Zitiere den Textauszug über Fleischpreis und Tierwohl vollständig und Wort für Wort.

**TEXTAUSZUG**.
= = = = =
Dem Zusammenhang von Tötungsakt und Fleischqualität gemäß nimmt man sich eines ökonomischen Problems der Schlachtindustrie an, das sich in diesem Rahmen nur über den Preis regeln läßt. Auch das moralische Dilemma derjenigen Verbraucher, denen die Geschichte des Nahrungsmittels, das sie auf die Gabel nehmen, nicht völlig gleichgültig ist, hat ein Preisschild. Da die Regelung derartiger Probleme über den Markt ärmere Menschen stets benachteiligt, müßten Tierschützer auch die soziale Frage aufwerfen und etwa höhere Löhne fordern, um ihre Vorstellungen von Tierwohl nicht zu Lasten des Menschenwohls gehen zu lassen.
= = = = =
**DATENÜBERSICHT**.
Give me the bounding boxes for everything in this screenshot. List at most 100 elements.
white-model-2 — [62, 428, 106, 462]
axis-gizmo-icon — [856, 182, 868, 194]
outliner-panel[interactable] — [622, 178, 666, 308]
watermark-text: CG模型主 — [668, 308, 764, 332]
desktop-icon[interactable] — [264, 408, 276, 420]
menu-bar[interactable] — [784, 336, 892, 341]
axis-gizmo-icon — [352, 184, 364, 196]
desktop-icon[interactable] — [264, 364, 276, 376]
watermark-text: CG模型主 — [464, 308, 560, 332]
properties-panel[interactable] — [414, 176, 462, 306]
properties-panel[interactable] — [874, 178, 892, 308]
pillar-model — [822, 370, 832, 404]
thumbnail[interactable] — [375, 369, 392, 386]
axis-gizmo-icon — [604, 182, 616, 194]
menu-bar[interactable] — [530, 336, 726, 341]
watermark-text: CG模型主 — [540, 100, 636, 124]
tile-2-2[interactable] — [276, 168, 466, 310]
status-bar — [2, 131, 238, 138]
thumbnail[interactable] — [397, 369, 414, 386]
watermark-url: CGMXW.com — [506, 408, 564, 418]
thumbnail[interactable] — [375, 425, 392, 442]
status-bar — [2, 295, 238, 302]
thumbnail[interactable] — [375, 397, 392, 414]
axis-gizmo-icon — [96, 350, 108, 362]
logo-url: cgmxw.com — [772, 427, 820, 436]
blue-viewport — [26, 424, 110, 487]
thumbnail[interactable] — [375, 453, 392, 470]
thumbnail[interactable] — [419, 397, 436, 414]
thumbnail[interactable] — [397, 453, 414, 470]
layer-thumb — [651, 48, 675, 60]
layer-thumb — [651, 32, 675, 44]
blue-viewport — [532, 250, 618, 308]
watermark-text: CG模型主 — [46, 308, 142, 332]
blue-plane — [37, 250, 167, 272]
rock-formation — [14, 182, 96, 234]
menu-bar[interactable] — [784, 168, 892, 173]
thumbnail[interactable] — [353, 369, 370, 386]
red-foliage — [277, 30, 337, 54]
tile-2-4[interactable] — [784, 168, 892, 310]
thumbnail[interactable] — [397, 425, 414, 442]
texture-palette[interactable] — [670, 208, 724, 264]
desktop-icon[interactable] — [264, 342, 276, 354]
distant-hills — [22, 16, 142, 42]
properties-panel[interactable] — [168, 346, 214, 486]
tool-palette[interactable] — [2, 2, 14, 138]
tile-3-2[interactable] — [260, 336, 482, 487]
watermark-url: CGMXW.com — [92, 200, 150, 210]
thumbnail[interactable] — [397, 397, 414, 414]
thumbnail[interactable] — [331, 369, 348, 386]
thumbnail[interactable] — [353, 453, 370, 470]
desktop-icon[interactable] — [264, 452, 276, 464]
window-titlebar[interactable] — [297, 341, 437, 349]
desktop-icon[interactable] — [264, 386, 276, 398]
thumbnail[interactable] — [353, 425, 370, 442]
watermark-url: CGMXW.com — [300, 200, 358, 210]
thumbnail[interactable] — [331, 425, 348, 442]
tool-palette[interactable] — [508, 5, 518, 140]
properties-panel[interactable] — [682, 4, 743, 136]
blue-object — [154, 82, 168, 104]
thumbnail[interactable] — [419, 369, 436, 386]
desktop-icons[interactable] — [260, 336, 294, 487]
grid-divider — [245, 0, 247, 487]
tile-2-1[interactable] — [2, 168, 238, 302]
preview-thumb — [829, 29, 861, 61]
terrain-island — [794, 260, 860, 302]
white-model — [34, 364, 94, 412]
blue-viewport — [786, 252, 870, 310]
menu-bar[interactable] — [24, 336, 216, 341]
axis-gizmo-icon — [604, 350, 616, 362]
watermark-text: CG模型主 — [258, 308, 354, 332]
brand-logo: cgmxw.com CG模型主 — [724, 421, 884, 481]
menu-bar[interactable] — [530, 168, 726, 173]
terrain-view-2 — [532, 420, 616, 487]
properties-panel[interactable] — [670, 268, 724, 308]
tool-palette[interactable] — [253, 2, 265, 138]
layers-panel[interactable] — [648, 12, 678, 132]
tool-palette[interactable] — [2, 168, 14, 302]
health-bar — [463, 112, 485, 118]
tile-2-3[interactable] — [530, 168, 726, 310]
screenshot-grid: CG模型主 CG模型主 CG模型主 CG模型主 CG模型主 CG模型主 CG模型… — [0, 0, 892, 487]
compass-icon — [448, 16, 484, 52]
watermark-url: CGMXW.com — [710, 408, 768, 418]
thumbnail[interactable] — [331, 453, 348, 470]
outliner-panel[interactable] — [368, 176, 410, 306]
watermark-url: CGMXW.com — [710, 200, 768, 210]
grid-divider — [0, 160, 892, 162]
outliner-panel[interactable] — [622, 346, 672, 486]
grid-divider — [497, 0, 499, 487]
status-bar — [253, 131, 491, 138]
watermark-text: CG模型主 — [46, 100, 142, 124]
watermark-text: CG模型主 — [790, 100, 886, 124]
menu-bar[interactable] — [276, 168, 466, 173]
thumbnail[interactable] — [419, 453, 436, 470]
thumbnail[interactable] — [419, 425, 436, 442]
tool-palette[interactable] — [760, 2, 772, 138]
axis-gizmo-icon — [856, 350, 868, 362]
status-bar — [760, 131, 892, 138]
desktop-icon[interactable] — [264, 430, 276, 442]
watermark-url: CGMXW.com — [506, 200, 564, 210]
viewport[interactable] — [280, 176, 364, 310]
= = = = =
**ERGEBNIS**.
Dem Zusammenhang von Tötungsakt und Fleischqualität gemäß nimmt man sich eines ökonomischen Problems der Schlachtindustrie an, das sich in diesem Rahmen nur über den Preis regeln läßt. Auch das moralische Dilemma derjenigen Verbraucher, denen die Geschichte des Nahrungsmittels, das sie auf die Gabel nehmen, nicht völlig gleichgültig ist, hat ein Preisschild. Da die Regelung derartiger Probleme über den Markt ärmere Menschen stets benachteiligt, müßten Tierschützer auch die soziale Frage aufwerfen und etwa höhere Löhne fordern, um ihre Vorstellungen von Tierwohl nicht zu Lasten des Menschenwohls gehen zu lassen.